— START OF Input for this task —
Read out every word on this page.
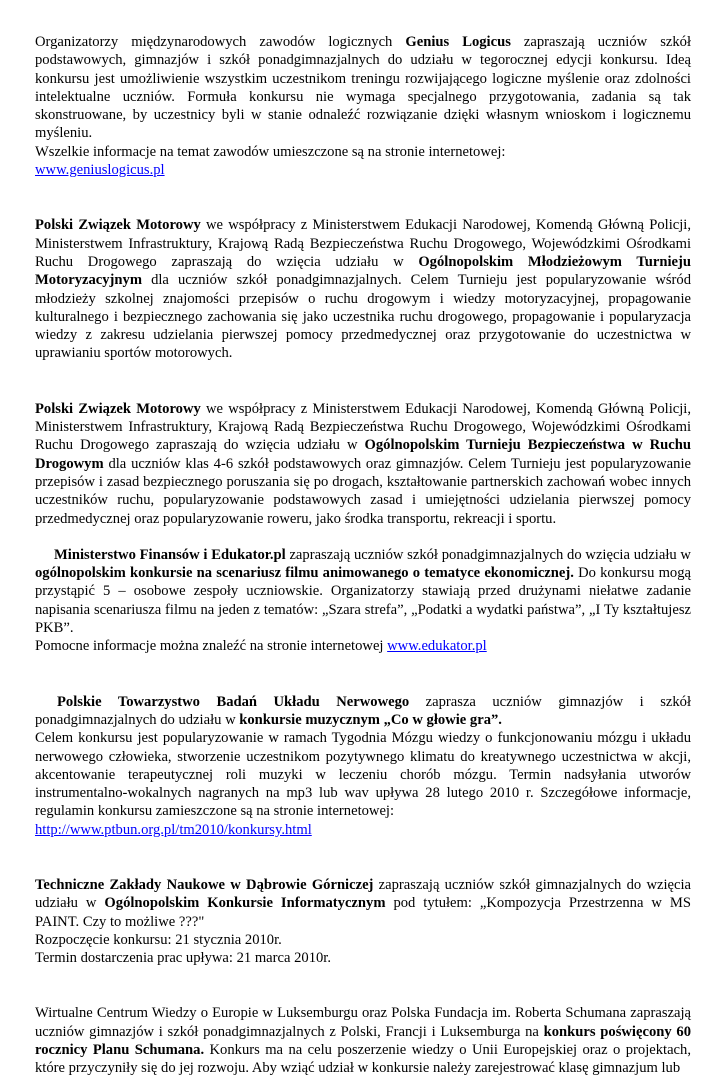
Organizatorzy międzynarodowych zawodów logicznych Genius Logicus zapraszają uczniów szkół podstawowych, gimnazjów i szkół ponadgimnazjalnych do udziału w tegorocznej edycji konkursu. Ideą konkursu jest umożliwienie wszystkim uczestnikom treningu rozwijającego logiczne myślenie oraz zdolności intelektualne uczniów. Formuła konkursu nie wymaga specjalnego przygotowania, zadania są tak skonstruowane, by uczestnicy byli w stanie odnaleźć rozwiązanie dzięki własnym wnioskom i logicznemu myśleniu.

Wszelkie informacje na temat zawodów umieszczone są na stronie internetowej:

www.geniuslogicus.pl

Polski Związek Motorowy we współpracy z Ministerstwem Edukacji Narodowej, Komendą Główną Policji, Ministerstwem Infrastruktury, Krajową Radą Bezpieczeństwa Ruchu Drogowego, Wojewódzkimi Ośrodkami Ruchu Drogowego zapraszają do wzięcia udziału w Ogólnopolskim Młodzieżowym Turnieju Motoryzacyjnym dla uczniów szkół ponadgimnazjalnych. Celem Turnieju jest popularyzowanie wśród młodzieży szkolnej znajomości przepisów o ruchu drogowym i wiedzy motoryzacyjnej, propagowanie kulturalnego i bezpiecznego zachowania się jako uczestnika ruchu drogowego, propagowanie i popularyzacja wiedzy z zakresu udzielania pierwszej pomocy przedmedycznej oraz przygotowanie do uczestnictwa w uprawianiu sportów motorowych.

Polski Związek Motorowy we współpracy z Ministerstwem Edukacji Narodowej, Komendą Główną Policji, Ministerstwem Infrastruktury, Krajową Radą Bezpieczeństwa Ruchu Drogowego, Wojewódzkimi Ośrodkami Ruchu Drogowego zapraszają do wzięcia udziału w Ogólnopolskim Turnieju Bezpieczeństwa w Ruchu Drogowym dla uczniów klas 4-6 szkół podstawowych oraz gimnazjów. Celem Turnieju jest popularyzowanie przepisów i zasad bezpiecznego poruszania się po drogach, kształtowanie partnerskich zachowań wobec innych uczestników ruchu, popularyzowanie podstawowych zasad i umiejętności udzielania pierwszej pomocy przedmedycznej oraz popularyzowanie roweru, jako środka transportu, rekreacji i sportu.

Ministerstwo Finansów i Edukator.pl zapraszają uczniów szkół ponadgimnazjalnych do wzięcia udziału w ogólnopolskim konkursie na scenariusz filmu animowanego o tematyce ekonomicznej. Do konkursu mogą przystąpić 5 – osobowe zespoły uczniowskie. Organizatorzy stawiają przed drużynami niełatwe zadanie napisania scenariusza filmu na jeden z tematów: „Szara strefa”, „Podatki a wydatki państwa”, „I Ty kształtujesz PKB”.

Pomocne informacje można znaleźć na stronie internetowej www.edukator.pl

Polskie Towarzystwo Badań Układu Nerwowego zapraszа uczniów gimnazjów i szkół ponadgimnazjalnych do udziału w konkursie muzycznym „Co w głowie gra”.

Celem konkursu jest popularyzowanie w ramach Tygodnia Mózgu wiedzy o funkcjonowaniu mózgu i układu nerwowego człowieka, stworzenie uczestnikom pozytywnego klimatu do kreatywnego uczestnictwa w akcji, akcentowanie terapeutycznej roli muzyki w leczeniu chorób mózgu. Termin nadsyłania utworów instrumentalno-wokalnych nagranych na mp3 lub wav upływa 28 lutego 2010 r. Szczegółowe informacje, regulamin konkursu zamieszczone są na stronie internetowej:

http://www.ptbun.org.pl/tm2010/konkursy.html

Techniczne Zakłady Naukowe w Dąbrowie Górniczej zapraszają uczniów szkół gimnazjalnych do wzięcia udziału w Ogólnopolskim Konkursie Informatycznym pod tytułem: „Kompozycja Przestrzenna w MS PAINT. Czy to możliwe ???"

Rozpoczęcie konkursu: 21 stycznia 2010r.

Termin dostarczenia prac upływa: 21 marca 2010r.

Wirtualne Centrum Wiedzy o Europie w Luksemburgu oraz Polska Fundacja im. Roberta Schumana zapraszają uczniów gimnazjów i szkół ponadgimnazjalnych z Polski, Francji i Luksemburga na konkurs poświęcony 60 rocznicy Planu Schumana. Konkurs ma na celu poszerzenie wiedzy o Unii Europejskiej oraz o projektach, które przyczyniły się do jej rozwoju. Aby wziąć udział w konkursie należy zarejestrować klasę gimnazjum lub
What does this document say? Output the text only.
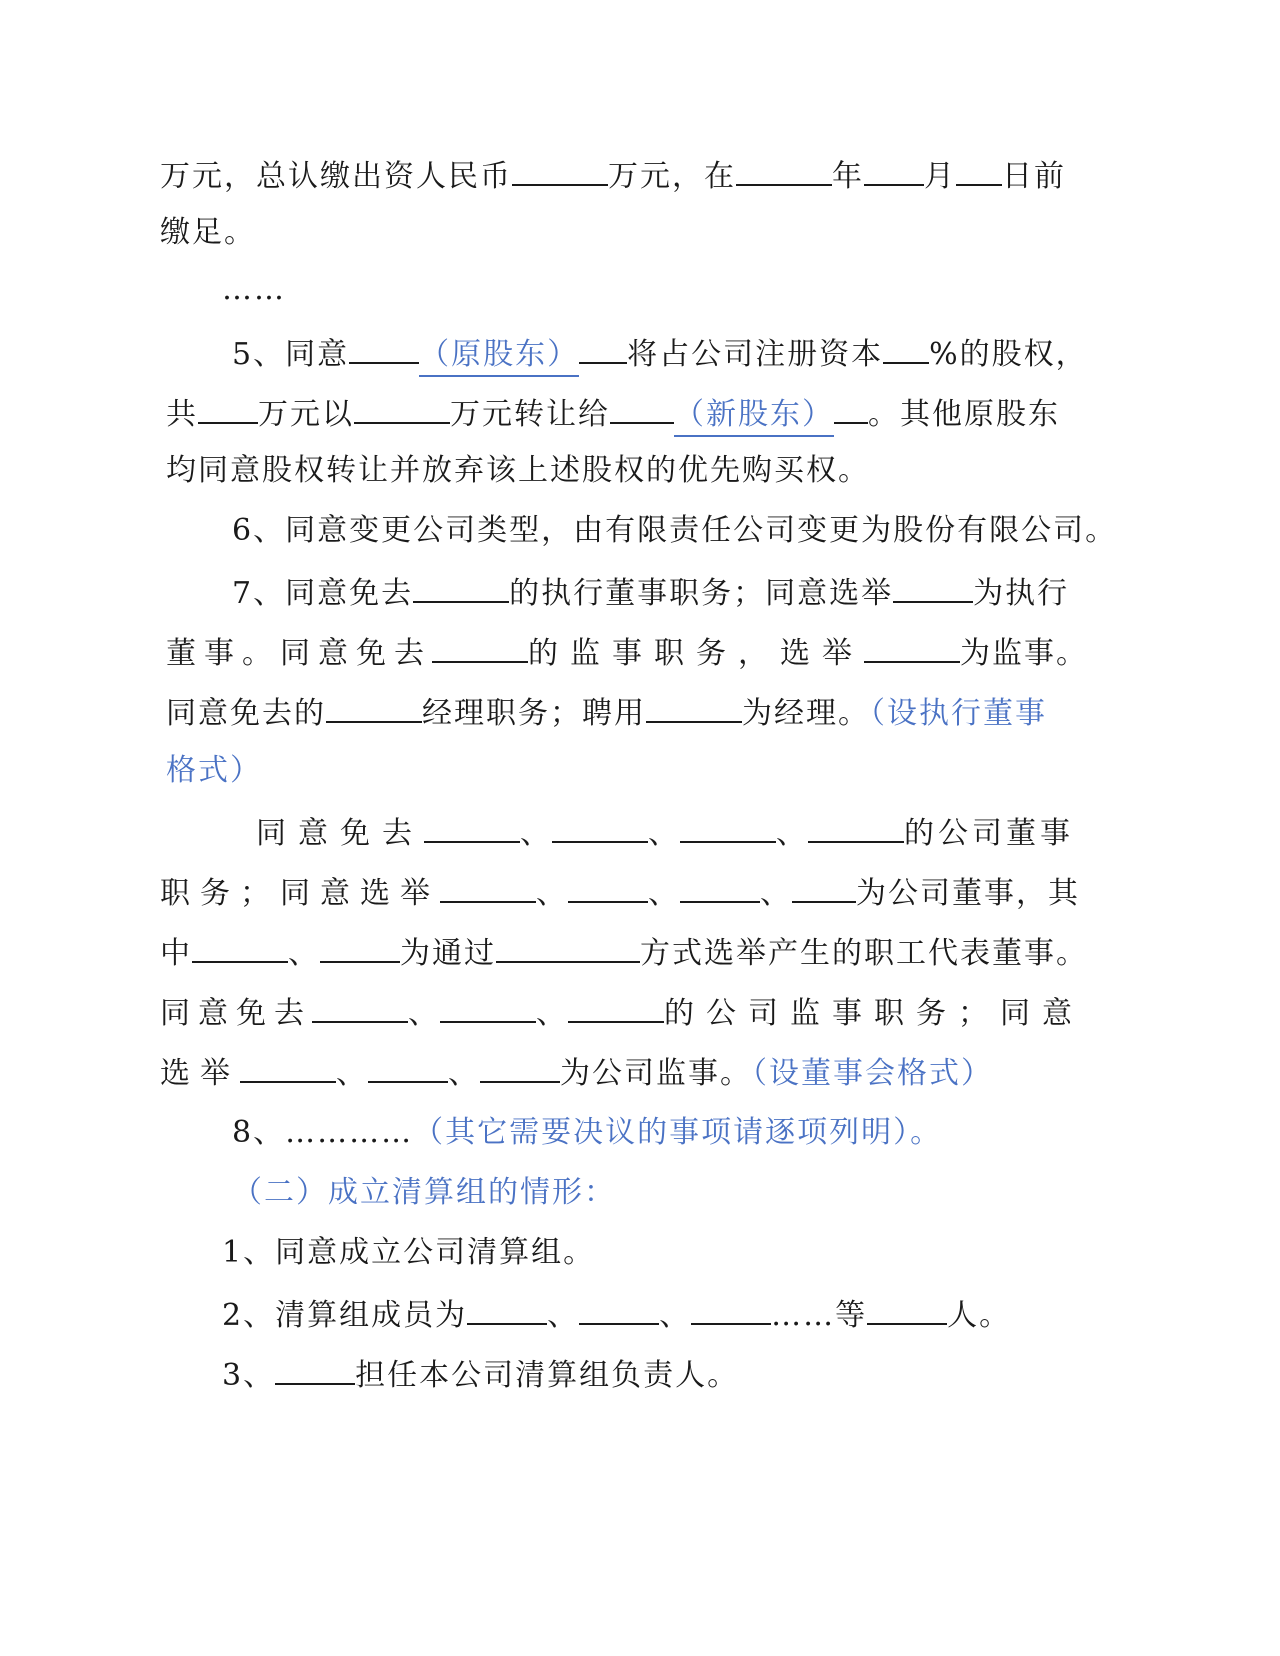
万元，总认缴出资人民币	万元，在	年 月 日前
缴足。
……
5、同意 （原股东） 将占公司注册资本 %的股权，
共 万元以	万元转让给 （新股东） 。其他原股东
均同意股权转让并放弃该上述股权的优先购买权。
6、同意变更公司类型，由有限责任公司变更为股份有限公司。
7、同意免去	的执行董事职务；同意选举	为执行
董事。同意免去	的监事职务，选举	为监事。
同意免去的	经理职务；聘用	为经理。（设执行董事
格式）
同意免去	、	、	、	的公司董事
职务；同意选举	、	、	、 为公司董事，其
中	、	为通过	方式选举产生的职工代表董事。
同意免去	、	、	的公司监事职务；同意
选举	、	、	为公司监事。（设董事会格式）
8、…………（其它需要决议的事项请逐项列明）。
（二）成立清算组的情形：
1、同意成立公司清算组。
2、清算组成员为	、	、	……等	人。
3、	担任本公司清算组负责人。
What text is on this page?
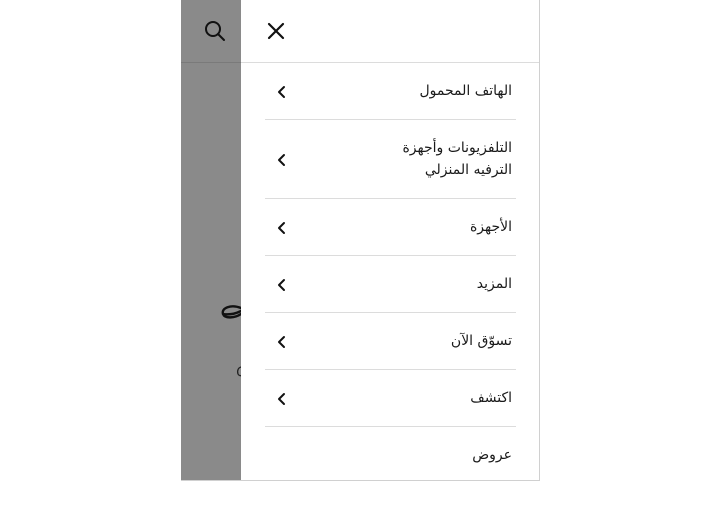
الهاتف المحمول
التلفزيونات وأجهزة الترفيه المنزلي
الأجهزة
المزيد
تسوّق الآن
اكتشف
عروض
— END OF Input for this task —
Instructions for the task:
Please output exactly the lines from the line containing "What does this" through the last line of the records above, both included, and leave out any pictures.

Exercise result:
What does this document say? Output the text only.
万元，总认缴出资人民币	万元，在	年 月 日前
缴足。
……
5、同意 （原股东） 将占公司注册资本 %的股权，
共 万元以	万元转让给 （新股东） 。其他原股东
均同意股权转让并放弃该上述股权的优先购买权。
6、同意变更公司类型，由有限责任公司变更为股份有限公司。
7、同意免去	的执行董事职务；同意选举	为执行
董事。同意免去	的监事职务，选举	为监事。
同意免去的	经理职务；聘用	为经理。（设执行董事
格式）
同意免去	、	、	、	的公司董事
职务；同意选举	、	、	、 为公司董事，其
中	、	为通过	方式选举产生的职工代表董事。
同意免去	、	、	的公司监事职务；同意
选举	、	、	为公司监事。（设董事会格式）
8、…………（其它需要决议的事项请逐项列明）。
（二）成立清算组的情形：
1、同意成立公司清算组。
2、清算组成员为	、	、	……等	人。
3、	担任本公司清算组负责人。
What text is on this page?
الهاتف المحمول
التلفزيونات وأجهزة الترفيه المنزلي
الأجهزة
المزيد
تسوّق الآن
اكتشف
عروض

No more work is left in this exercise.